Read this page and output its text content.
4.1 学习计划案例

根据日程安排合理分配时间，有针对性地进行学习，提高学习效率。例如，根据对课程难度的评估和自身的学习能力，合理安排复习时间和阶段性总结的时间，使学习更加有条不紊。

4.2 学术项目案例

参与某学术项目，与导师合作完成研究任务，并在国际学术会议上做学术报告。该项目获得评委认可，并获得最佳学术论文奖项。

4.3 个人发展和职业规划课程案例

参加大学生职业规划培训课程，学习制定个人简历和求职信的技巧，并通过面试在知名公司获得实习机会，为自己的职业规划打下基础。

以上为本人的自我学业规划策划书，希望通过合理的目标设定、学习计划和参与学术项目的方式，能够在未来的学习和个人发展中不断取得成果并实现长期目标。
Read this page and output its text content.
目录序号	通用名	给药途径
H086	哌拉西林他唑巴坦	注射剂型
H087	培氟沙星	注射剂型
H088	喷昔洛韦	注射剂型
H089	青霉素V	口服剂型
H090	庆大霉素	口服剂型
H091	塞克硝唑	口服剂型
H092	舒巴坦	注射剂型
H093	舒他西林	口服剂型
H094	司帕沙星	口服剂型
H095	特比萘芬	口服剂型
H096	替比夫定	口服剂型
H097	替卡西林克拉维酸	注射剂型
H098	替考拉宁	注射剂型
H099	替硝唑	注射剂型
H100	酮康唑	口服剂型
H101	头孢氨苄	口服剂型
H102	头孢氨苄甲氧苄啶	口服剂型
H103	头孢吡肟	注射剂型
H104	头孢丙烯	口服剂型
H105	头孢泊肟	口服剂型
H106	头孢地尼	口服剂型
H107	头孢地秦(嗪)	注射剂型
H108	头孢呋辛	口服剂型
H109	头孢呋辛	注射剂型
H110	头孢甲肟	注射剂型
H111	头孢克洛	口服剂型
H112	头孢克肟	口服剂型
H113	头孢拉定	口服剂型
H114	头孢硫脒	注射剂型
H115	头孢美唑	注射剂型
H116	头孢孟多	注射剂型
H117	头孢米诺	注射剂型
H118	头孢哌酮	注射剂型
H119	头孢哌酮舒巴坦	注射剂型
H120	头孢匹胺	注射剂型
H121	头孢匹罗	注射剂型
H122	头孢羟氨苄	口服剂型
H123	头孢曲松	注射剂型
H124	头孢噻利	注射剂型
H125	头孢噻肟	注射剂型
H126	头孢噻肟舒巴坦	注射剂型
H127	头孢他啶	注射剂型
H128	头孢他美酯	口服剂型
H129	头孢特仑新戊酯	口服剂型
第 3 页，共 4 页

****

YOUR INSTRUCTIONS: Take the lines above and print them exactly.

FULL OUTPUT:
Read this page and output its text content.
4.1 学习计划案例

根据日程安排合理分配时间，有针对性地进行学习，提高学习效率。例如，根据对课程难度的评估和自身的学习能力，合理安排复习时间和阶段性总结的时间，使学习更加有条不紊。

4.2 学术项目案例

参与某学术项目，与导师合作完成研究任务，并在国际学术会议上做学术报告。该项目获得评委认可，并获得最佳学术论文奖项。

4.3 个人发展和职业规划课程案例

参加大学生职业规划培训课程，学习制定个人简历和求职信的技巧，并通过面试在知名公司获得实习机会，为自己的职业规划打下基础。

以上为本人的自我学业规划策划书，希望通过合理的目标设定、学习计划和参与学术项目的方式，能够在未来的学习和个人发展中不断取得成果并实现长期目标。
Read this page and output its text content.
目录序号	通用名	给药途径
H086	哌拉西林他唑巴坦	注射剂型
H087	培氟沙星	注射剂型
H088	喷昔洛韦	注射剂型
H089	青霉素V	口服剂型
H090	庆大霉素	口服剂型
H091	塞克硝唑	口服剂型
H092	舒巴坦	注射剂型
H093	舒他西林	口服剂型
H094	司帕沙星	口服剂型
H095	特比萘芬	口服剂型
H096	替比夫定	口服剂型
H097	替卡西林克拉维酸	注射剂型
H098	替考拉宁	注射剂型
H099	替硝唑	注射剂型
H100	酮康唑	口服剂型
H101	头孢氨苄	口服剂型
H102	头孢氨苄甲氧苄啶	口服剂型
H103	头孢吡肟	注射剂型
H104	头孢丙烯	口服剂型
H105	头孢泊肟	口服剂型
H106	头孢地尼	口服剂型
H107	头孢地秦(嗪)	注射剂型
H108	头孢呋辛	口服剂型
H109	头孢呋辛	注射剂型
H110	头孢甲肟	注射剂型
H111	头孢克洛	口服剂型
H112	头孢克肟	口服剂型
H113	头孢拉定	口服剂型
H114	头孢硫脒	注射剂型
H115	头孢美唑	注射剂型
H116	头孢孟多	注射剂型
H117	头孢米诺	注射剂型
H118	头孢哌酮	注射剂型
H119	头孢哌酮舒巴坦	注射剂型
H120	头孢匹胺	注射剂型
H121	头孢匹罗	注射剂型
H122	头孢羟氨苄	口服剂型
H123	头孢曲松	注射剂型
H124	头孢噻利	注射剂型
H125	头孢噻肟	注射剂型
H126	头孢噻肟舒巴坦	注射剂型
H127	头孢他啶	注射剂型
H128	头孢他美酯	口服剂型
H129	头孢特仑新戊酯	口服剂型
第 3 页，共 4 页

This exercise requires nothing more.